### Data to process

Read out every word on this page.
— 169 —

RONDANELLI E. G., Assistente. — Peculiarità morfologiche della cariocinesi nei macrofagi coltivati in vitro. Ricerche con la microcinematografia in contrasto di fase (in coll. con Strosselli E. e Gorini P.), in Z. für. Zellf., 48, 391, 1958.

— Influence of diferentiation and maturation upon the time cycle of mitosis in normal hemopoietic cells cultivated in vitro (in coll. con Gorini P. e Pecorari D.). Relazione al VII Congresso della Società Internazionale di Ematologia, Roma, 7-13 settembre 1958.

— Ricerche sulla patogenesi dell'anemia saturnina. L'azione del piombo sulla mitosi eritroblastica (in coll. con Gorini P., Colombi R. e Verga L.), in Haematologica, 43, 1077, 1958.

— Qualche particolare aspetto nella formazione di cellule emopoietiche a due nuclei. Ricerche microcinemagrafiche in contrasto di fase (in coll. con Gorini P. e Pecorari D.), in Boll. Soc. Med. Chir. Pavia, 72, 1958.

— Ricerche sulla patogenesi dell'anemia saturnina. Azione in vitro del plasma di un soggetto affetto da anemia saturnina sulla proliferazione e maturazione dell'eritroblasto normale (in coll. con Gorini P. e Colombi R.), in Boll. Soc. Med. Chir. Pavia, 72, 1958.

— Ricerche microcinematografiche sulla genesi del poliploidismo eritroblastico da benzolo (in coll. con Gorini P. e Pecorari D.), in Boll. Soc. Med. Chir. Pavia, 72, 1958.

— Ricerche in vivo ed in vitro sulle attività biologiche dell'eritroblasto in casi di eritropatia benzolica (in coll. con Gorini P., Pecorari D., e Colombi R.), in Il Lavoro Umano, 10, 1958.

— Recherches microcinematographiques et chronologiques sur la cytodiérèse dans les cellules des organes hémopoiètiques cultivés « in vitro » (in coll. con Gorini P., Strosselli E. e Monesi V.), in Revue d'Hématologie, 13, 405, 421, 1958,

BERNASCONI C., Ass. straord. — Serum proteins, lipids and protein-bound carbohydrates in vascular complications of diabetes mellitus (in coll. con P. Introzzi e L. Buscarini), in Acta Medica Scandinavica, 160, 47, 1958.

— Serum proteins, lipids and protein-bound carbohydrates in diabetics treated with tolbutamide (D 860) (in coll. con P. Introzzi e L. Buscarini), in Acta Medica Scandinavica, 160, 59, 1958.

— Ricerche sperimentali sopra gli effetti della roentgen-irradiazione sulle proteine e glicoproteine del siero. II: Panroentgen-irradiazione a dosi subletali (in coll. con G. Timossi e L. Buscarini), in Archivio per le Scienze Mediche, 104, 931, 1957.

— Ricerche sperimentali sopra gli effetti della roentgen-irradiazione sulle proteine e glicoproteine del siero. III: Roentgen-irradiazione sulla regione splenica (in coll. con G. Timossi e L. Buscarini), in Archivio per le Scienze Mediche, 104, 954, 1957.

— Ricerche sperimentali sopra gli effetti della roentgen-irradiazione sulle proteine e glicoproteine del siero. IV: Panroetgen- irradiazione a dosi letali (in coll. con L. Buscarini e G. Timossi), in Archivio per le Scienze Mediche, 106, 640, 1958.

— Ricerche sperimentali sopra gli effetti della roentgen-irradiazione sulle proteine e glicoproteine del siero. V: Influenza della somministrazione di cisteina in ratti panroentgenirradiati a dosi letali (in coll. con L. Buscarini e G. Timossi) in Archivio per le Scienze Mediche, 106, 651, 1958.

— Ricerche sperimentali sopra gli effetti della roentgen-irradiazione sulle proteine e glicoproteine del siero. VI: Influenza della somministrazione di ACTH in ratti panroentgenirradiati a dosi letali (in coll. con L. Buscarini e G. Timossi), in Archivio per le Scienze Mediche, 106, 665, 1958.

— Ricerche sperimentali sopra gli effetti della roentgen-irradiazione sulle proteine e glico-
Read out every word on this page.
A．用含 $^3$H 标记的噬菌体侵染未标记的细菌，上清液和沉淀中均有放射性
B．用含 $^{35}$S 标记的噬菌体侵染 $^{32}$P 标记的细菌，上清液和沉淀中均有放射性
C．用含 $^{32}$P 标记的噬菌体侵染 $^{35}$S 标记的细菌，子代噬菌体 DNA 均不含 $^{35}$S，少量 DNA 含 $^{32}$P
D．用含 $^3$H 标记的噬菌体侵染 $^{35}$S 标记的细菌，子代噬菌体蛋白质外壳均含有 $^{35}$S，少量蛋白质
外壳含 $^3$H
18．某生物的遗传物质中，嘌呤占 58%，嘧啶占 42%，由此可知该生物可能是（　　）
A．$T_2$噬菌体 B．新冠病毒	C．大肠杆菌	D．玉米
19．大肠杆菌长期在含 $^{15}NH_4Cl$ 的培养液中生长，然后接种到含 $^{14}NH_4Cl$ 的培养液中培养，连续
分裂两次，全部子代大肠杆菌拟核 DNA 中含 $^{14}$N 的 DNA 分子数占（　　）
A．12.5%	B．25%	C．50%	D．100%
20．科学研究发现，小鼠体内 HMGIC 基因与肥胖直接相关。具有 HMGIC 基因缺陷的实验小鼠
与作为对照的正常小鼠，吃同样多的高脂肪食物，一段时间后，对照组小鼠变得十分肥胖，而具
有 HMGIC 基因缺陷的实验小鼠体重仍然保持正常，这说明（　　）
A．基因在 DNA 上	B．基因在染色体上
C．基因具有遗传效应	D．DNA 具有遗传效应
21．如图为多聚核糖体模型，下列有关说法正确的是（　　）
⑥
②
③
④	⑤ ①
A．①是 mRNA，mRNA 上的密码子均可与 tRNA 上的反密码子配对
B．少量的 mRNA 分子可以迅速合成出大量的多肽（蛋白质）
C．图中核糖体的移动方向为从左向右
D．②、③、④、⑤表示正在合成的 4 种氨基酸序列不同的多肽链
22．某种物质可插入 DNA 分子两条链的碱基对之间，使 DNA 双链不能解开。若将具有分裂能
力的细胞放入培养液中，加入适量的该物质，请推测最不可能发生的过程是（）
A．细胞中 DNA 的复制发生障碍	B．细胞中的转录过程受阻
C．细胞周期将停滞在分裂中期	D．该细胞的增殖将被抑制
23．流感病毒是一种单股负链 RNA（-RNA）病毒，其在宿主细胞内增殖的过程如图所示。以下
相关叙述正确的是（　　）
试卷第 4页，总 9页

######

What you have to do:
Using the entries above, state the number of lines that include "della". Add nothing else.

Solution:
8